• Data rows:

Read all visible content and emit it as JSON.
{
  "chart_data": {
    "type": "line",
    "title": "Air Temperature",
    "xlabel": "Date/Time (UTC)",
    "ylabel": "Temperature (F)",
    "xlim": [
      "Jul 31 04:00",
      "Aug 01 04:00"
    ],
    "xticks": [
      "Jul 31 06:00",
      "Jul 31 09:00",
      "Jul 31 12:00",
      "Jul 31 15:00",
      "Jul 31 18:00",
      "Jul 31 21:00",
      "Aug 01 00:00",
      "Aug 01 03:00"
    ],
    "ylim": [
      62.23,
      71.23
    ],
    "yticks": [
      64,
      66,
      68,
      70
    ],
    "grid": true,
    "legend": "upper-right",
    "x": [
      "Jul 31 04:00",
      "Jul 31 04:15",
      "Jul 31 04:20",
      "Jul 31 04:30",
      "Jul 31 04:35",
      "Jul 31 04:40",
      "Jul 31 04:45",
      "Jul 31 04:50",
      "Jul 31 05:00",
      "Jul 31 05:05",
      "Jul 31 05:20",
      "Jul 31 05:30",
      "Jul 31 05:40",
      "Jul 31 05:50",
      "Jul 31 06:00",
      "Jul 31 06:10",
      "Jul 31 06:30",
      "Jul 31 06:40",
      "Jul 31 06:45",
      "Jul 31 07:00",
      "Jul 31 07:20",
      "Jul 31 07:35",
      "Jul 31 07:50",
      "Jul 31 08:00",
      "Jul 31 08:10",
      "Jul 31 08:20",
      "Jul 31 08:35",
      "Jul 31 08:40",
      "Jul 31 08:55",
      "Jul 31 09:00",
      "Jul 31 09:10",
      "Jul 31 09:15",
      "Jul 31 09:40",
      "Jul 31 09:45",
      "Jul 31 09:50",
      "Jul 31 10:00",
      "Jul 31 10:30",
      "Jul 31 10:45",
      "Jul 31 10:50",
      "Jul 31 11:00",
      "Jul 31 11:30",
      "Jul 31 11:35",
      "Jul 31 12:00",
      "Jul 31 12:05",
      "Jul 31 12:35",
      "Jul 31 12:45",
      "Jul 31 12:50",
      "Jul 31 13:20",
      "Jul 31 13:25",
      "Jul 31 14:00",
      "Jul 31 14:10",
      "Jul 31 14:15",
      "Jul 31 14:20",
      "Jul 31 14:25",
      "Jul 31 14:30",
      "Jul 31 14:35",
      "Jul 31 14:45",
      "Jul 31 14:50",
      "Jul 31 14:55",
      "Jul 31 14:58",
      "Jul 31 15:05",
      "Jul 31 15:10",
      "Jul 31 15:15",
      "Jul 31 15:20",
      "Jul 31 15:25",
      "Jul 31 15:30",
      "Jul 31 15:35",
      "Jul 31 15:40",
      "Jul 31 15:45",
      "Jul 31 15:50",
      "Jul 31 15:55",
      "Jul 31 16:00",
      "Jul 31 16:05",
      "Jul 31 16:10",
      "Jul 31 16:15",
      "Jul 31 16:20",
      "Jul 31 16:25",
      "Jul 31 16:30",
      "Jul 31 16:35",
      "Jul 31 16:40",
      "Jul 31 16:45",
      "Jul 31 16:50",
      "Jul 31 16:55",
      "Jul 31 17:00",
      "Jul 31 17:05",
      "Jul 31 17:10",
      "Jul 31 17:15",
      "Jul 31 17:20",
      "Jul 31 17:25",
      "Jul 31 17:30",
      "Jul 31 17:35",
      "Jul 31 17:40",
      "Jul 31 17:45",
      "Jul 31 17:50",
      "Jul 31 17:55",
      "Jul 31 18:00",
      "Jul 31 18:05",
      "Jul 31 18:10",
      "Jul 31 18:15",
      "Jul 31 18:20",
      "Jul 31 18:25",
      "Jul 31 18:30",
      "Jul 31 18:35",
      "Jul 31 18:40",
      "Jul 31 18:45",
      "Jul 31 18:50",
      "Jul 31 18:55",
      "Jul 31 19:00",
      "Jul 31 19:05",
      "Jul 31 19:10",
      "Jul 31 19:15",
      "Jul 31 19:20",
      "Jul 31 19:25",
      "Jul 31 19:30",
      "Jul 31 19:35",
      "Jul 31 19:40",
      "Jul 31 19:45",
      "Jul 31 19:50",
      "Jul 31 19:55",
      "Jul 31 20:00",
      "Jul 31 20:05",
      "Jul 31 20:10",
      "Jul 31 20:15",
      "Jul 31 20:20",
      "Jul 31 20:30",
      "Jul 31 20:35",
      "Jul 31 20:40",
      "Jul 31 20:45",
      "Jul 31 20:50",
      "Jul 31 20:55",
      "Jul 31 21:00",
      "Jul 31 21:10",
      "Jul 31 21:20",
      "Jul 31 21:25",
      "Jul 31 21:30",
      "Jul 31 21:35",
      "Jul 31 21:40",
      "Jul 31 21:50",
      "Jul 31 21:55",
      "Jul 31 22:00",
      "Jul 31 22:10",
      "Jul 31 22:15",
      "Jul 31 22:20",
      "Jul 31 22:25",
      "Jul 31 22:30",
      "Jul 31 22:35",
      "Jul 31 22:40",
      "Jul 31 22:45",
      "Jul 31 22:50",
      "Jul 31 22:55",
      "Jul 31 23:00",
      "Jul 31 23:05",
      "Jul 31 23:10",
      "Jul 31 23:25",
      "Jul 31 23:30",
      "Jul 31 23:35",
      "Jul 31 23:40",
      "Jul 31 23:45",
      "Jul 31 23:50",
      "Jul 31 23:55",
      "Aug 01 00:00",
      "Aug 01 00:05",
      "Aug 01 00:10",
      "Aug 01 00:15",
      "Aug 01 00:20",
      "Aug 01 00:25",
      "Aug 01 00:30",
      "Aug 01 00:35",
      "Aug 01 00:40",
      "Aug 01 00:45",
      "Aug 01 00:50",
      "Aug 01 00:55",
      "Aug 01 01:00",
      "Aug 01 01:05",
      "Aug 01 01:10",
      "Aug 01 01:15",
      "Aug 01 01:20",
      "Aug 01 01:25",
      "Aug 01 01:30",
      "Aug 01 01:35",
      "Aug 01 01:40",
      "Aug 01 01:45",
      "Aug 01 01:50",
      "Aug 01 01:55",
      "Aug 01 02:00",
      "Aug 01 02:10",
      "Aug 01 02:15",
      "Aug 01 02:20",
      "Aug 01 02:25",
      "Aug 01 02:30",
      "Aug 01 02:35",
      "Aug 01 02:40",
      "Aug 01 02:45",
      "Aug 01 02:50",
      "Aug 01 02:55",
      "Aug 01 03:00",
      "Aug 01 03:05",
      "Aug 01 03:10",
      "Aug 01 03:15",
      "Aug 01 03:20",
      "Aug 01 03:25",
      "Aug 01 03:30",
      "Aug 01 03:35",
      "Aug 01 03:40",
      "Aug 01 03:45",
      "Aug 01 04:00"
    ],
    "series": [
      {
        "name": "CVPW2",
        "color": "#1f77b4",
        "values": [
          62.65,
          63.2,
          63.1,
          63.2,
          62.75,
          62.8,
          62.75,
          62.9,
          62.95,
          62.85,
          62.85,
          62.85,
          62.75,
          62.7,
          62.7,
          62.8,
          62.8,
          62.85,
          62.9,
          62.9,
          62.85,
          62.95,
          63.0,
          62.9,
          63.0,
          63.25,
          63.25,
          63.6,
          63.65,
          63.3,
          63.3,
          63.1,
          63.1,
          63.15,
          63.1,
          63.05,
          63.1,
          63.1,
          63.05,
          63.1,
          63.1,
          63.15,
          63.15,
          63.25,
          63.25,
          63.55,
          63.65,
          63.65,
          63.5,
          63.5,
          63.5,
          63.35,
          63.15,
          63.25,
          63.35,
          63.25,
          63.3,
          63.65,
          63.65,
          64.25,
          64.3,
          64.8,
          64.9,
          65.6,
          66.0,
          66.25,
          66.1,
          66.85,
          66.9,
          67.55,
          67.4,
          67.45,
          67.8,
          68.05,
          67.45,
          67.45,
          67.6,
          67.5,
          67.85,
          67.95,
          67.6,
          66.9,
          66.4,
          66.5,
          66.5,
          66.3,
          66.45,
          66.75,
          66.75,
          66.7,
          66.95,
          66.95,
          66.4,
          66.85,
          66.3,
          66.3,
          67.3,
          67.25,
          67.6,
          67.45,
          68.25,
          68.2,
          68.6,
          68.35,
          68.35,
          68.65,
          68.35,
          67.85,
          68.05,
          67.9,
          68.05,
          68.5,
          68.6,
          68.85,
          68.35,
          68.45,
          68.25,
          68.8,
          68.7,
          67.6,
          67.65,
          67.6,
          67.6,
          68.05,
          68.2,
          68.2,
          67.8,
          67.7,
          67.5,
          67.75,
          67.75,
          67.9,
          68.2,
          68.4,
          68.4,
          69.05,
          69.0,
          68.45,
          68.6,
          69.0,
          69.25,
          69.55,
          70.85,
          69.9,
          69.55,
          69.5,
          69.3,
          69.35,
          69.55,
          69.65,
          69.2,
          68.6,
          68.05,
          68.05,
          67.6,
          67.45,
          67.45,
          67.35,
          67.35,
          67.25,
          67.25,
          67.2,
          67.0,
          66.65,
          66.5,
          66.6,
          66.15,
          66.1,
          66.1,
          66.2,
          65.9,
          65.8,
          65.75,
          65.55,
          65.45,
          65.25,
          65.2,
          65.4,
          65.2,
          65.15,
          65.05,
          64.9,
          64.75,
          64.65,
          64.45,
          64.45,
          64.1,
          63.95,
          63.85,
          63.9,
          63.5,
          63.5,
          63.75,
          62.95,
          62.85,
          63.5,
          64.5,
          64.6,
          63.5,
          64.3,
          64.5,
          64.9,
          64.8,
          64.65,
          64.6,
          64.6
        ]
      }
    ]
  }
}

• Task: Which lines contain the word "Temperature"? Copy each one.

• Exercise solution:
    "title": "Air Temperature",
    "ylabel": "Temperature (F)",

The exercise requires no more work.